WHAT THE TASK REQUIRES: Of the lines in the data below, count the ones holding the string "Dans", and answer with that number only.

(Data entries)

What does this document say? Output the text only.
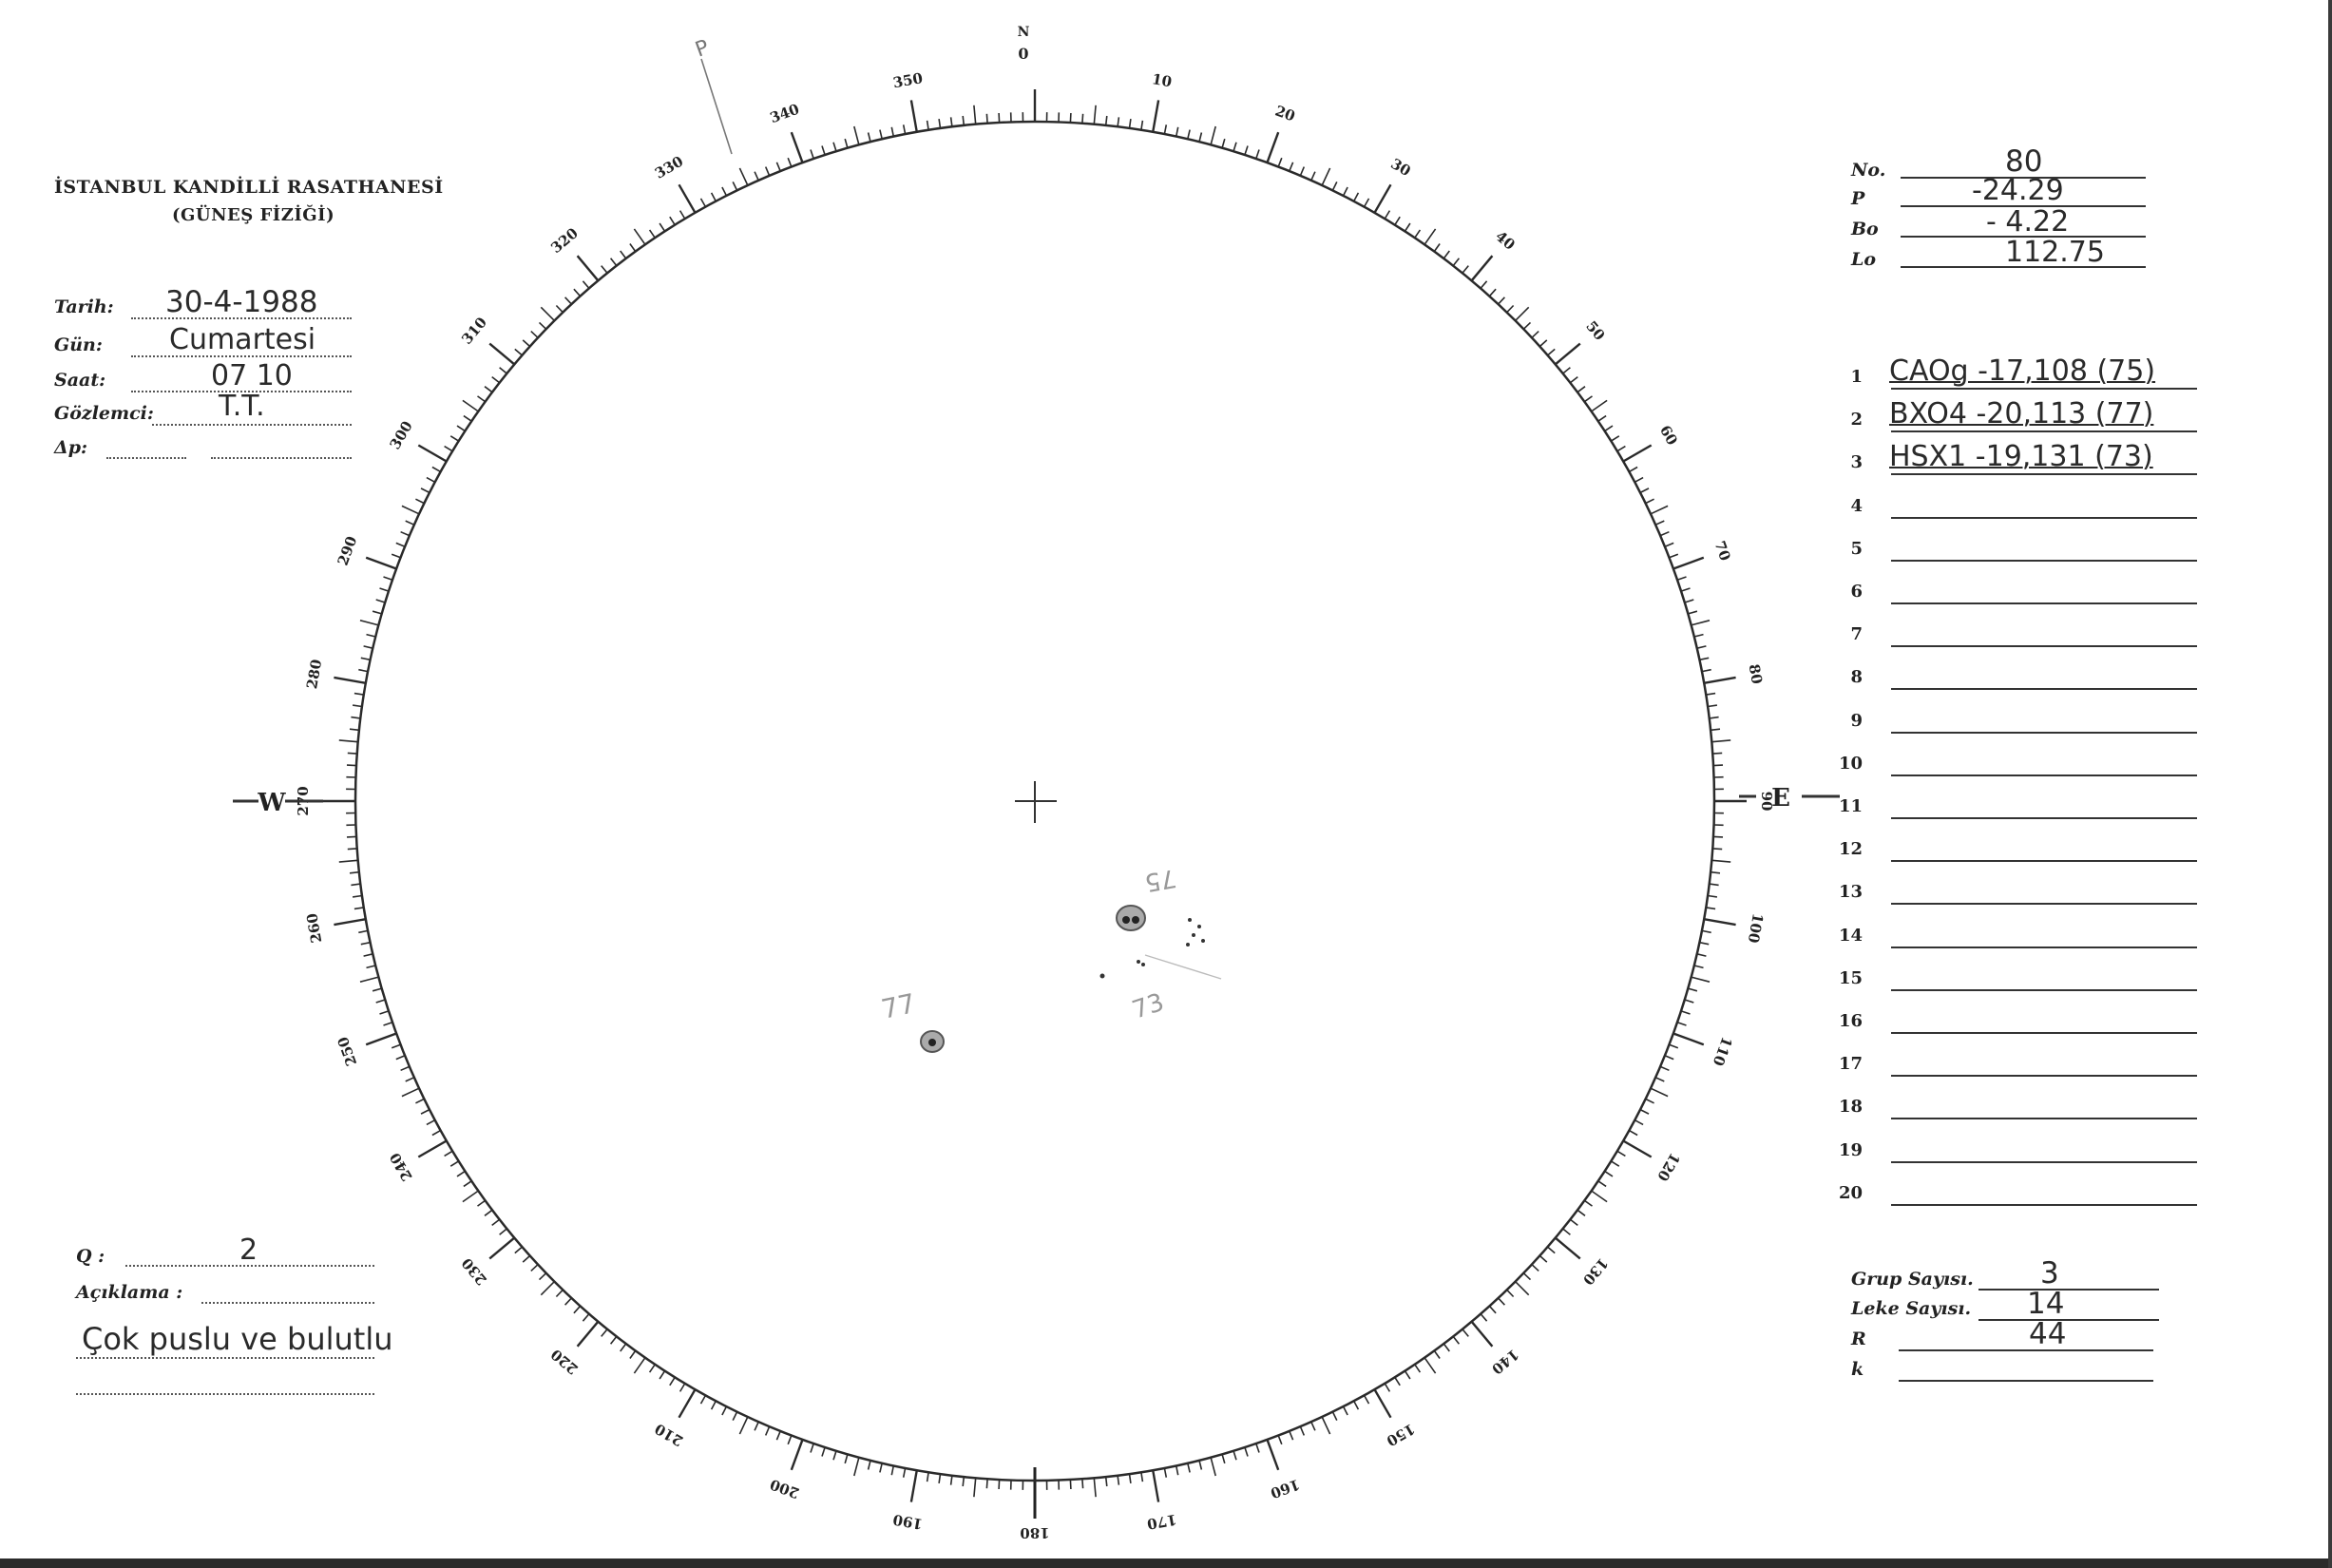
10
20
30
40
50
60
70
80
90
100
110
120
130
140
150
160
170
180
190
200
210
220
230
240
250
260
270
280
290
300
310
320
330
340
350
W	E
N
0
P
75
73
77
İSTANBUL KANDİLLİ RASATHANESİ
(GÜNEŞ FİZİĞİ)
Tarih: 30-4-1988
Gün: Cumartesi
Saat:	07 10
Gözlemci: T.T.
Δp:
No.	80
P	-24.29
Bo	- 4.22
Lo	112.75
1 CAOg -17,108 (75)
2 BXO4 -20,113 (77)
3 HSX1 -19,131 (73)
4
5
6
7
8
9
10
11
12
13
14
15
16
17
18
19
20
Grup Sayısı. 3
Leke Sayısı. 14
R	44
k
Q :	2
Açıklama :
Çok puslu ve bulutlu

...

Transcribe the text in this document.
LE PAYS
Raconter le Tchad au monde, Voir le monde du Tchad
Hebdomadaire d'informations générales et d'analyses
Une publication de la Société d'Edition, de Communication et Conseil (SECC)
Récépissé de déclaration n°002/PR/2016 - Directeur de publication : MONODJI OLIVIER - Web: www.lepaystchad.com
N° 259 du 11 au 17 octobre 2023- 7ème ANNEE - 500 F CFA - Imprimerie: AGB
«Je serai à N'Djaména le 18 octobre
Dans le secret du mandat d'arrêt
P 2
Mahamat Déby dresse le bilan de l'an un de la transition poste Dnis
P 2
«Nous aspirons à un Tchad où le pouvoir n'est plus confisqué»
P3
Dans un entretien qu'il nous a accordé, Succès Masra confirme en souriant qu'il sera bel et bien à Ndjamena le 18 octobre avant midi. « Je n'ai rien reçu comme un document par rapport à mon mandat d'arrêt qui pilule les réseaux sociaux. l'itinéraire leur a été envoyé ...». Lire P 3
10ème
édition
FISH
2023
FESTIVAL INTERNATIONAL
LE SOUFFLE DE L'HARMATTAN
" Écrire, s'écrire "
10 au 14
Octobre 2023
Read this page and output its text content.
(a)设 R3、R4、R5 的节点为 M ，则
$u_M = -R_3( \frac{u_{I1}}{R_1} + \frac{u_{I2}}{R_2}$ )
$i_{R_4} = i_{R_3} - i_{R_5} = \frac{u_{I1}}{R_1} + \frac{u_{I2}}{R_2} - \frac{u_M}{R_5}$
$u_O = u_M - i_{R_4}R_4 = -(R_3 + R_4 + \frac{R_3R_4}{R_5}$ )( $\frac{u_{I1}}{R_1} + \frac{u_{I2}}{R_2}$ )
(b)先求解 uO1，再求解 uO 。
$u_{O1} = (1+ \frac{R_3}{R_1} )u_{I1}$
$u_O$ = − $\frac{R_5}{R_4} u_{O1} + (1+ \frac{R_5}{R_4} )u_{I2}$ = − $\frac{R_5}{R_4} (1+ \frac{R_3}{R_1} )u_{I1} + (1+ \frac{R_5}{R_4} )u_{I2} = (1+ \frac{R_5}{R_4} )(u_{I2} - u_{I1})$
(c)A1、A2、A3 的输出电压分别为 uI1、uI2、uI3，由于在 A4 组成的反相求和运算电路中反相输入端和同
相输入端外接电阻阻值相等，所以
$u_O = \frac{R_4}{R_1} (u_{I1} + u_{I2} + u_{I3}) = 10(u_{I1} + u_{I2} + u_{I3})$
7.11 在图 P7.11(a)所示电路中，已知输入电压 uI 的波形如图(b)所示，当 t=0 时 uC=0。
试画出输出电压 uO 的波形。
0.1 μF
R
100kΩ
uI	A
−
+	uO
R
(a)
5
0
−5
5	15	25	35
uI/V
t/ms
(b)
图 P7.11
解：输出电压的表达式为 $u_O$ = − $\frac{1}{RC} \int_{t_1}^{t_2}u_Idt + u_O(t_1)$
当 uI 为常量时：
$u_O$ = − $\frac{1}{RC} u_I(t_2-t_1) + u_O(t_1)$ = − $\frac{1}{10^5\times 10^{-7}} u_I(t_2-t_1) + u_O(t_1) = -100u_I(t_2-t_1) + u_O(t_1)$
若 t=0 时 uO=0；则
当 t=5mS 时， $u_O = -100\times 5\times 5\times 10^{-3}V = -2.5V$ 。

--

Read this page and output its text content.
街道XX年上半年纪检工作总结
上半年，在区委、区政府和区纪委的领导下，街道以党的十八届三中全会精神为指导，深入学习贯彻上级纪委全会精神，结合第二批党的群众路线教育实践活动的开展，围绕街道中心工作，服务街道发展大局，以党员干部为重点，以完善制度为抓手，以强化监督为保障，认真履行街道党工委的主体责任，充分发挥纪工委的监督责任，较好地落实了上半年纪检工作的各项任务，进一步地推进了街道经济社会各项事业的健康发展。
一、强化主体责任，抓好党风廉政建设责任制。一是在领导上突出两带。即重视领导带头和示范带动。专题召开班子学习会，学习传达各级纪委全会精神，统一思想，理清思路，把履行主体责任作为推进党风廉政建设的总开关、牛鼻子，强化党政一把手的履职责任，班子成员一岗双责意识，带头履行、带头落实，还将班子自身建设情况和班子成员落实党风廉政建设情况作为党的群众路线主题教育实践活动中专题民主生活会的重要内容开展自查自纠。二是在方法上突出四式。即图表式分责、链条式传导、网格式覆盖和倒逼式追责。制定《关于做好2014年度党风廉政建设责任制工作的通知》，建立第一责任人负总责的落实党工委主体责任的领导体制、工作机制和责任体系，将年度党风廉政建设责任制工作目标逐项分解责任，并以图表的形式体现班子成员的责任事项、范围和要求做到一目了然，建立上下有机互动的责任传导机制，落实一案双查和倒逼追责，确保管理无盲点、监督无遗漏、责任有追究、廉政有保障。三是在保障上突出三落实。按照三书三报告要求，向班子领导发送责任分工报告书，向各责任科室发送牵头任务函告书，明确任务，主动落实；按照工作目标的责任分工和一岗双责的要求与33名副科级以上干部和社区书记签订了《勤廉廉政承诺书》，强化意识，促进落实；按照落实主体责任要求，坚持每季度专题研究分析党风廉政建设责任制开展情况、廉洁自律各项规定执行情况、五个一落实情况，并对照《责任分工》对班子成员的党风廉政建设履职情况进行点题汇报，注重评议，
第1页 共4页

SOLUTION: 2